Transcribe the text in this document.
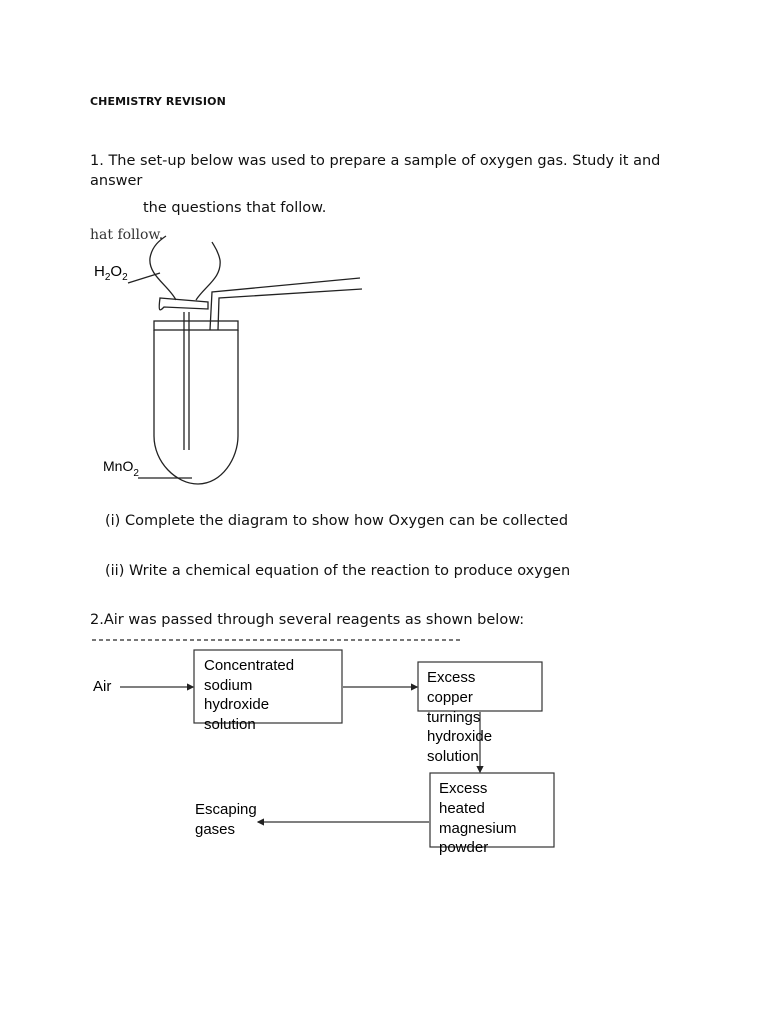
CHEMISTRY REVISION
1. The set-up below was used to prepare a sample of oxygen gas. Study it and answer
the questions that follow.
hat follow.
$H_2O_2$
MnO$_2$
(i) Complete the diagram to show how Oxygen can be collected
(ii) Write a chemical equation of the reaction to produce oxygen
2.Air was passed through several reagents as shown below:
Air
Concentrated
sodium
hydroxide
solution
Excess
copper
turnings
hydroxide
solution
Excess
heated
magnesium
powder
Escaping
gases
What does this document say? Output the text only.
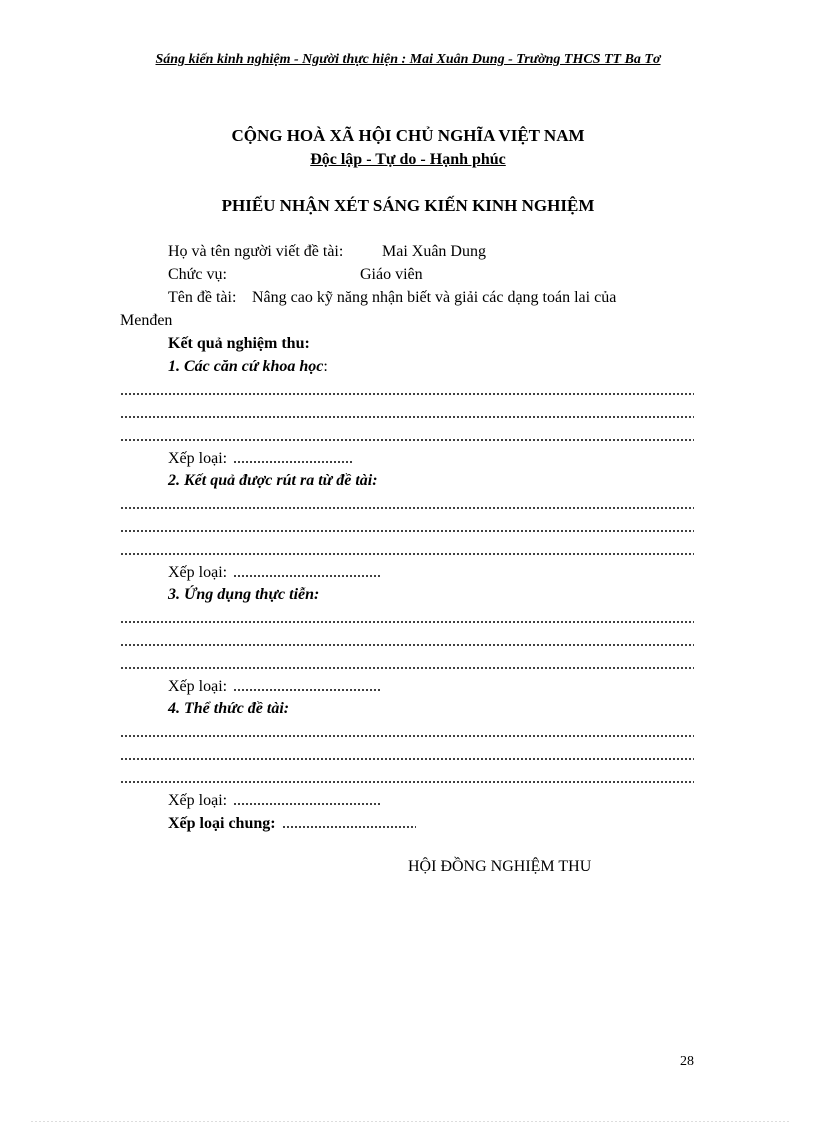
Sáng kiến kinh nghiệm - Người thực hiện : Mai Xuân Dung - Trường THCS TT Ba Tơ
CỘNG HOÀ XÃ HỘI CHỦ NGHĨA VIỆT NAM
Độc lập - Tự do - Hạnh phúc
PHIẾU NHẬN XÉT SÁNG KIẾN KINH NGHIỆM
Họ và tên người viết đề tài: Mai Xuân Dung
Chức vụ:	Giáo viên
Tên đề tài: Nâng cao kỹ năng nhận biết và giải các dạng toán lai của
Menđen
Kết quả nghiệm thu:
1. Các căn cứ khoa học:
Xếp loại:
2. Kết quả được rút ra từ đề tài:
Xếp loại:
3. Ứng dụng thực tiễn:
Xếp loại:
4. Thể thức đề tài:
Xếp loại:
Xếp loại chung:
HỘI ĐỒNG NGHIỆM THU
28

» **What this task involves**
Reproduce the listing above exactly, excluding all pictures.

» **Exercise answer**
Transcribe the text in this document.
CHEMISTRY REVISION
1. The set-up below was used to prepare a sample of oxygen gas. Study it and answer
the questions that follow.
hat follow.
$H_2O_2$
MnO$_2$
(i) Complete the diagram to show how Oxygen can be collected
(ii) Write a chemical equation of the reaction to produce oxygen
2.Air was passed through several reagents as shown below:
Air
Concentrated
sodium
hydroxide
solution
Excess
copper
turnings
hydroxide
solution
Excess
heated
magnesium
powder
Escaping
gases
What does this document say? Output the text only.
Sáng kiến kinh nghiệm - Người thực hiện : Mai Xuân Dung - Trường THCS TT Ba Tơ
CỘNG HOÀ XÃ HỘI CHỦ NGHĨA VIỆT NAM
Độc lập - Tự do - Hạnh phúc
PHIẾU NHẬN XÉT SÁNG KIẾN KINH NGHIỆM
Họ và tên người viết đề tài: Mai Xuân Dung
Chức vụ:	Giáo viên
Tên đề tài: Nâng cao kỹ năng nhận biết và giải các dạng toán lai của
Menđen
Kết quả nghiệm thu:
1. Các căn cứ khoa học:
Xếp loại:
2. Kết quả được rút ra từ đề tài:
Xếp loại:
3. Ứng dụng thực tiễn:
Xếp loại:
4. Thể thức đề tài:
Xếp loại:
Xếp loại chung:
HỘI ĐỒNG NGHIỆM THU
28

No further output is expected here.